— START —
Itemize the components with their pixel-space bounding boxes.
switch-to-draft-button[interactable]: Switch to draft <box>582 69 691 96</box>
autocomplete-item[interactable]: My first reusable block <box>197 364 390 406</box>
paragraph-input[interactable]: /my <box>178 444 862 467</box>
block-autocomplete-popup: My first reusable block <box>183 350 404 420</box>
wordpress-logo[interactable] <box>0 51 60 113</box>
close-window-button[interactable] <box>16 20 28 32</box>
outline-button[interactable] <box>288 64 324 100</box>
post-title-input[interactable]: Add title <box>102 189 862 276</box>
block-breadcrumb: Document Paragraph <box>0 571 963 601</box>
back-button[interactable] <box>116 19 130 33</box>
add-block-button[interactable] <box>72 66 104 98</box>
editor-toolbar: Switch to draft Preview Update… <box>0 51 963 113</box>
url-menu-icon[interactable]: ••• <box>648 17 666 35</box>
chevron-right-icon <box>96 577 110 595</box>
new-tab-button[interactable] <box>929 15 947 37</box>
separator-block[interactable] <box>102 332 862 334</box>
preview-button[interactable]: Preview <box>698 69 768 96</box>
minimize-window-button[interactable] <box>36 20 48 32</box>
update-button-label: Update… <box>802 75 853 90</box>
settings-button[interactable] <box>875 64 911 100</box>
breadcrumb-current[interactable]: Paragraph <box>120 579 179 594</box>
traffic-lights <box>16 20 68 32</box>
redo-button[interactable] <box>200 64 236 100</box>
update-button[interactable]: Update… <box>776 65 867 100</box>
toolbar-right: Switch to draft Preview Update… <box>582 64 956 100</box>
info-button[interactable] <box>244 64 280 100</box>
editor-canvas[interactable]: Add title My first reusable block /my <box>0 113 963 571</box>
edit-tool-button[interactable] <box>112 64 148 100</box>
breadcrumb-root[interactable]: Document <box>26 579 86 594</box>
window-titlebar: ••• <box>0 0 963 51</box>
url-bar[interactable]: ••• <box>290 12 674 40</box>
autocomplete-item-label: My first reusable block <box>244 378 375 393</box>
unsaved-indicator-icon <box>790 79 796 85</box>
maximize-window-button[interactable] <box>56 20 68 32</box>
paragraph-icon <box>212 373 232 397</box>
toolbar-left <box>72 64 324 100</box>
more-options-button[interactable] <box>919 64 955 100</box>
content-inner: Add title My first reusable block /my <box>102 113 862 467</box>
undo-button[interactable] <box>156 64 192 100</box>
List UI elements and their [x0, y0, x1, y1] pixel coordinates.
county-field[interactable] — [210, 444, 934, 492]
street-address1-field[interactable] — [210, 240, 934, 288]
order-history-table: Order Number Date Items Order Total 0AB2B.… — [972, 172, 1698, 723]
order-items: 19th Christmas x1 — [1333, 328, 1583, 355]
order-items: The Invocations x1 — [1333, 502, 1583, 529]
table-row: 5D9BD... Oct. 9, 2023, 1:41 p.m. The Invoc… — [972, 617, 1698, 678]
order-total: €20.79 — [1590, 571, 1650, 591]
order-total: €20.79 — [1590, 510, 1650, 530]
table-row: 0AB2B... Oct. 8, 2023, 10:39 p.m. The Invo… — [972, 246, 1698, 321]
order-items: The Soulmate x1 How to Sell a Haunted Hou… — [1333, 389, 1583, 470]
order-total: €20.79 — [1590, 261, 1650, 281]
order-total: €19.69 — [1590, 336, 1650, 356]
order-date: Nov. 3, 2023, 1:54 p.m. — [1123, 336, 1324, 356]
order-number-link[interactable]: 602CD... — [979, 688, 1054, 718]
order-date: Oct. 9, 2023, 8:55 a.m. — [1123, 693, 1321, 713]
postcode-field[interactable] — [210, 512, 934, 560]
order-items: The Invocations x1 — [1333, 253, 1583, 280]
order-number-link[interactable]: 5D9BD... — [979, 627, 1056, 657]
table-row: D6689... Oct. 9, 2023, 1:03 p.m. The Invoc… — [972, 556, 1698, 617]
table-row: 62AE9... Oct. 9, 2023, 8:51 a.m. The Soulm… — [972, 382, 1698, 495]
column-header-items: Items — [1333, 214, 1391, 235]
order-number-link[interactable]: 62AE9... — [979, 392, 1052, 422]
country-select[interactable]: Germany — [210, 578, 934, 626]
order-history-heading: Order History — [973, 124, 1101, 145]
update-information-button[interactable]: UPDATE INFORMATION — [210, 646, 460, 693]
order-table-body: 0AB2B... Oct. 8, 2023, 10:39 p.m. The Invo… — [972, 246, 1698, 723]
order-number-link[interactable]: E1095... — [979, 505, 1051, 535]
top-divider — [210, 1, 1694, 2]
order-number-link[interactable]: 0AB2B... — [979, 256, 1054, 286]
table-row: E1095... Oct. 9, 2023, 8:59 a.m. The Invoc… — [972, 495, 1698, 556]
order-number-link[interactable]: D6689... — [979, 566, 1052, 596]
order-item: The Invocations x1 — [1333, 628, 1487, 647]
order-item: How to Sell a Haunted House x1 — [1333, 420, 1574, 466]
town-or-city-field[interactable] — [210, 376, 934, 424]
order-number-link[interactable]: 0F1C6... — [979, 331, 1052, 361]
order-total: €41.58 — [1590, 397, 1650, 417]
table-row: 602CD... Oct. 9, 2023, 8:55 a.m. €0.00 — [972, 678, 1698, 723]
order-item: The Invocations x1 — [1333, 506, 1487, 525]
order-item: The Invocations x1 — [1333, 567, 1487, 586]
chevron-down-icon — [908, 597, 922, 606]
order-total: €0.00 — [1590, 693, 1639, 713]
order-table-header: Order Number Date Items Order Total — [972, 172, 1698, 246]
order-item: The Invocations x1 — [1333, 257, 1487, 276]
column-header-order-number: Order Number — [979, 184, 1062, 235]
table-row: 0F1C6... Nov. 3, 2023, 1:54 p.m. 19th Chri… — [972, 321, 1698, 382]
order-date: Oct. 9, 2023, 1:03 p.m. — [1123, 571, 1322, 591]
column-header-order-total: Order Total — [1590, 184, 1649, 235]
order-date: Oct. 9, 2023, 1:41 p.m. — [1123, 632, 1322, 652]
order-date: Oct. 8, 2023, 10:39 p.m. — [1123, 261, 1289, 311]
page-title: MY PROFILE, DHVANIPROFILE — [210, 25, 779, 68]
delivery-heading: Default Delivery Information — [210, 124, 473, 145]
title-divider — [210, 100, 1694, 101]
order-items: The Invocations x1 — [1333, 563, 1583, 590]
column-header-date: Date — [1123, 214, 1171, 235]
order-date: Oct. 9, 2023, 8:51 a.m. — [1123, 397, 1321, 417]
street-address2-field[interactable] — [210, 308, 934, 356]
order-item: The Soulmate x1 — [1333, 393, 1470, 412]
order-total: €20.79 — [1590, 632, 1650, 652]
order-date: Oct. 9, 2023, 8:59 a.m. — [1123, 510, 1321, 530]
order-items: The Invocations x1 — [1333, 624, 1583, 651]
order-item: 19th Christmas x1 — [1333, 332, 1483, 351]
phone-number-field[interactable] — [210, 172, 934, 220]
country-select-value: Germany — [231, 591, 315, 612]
— END —
§ **Your objective**: Quote the listing word for word from its first line through the line containing "url-menu-icon[interactable]: ••• <box>648", including both.

§ **Answer for the task**:
Itemize the components with their pixel-space bounding boxes.
switch-to-draft-button[interactable]: Switch to draft <box>582 69 691 96</box>
autocomplete-item[interactable]: My first reusable block <box>197 364 390 406</box>
paragraph-input[interactable]: /my <box>178 444 862 467</box>
block-autocomplete-popup: My first reusable block <box>183 350 404 420</box>
wordpress-logo[interactable] <box>0 51 60 113</box>
close-window-button[interactable] <box>16 20 28 32</box>
outline-button[interactable] <box>288 64 324 100</box>
post-title-input[interactable]: Add title <box>102 189 862 276</box>
block-breadcrumb: Document Paragraph <box>0 571 963 601</box>
back-button[interactable] <box>116 19 130 33</box>
add-block-button[interactable] <box>72 66 104 98</box>
editor-toolbar: Switch to draft Preview Update… <box>0 51 963 113</box>
url-menu-icon[interactable]: ••• <box>648 17 666 35</box>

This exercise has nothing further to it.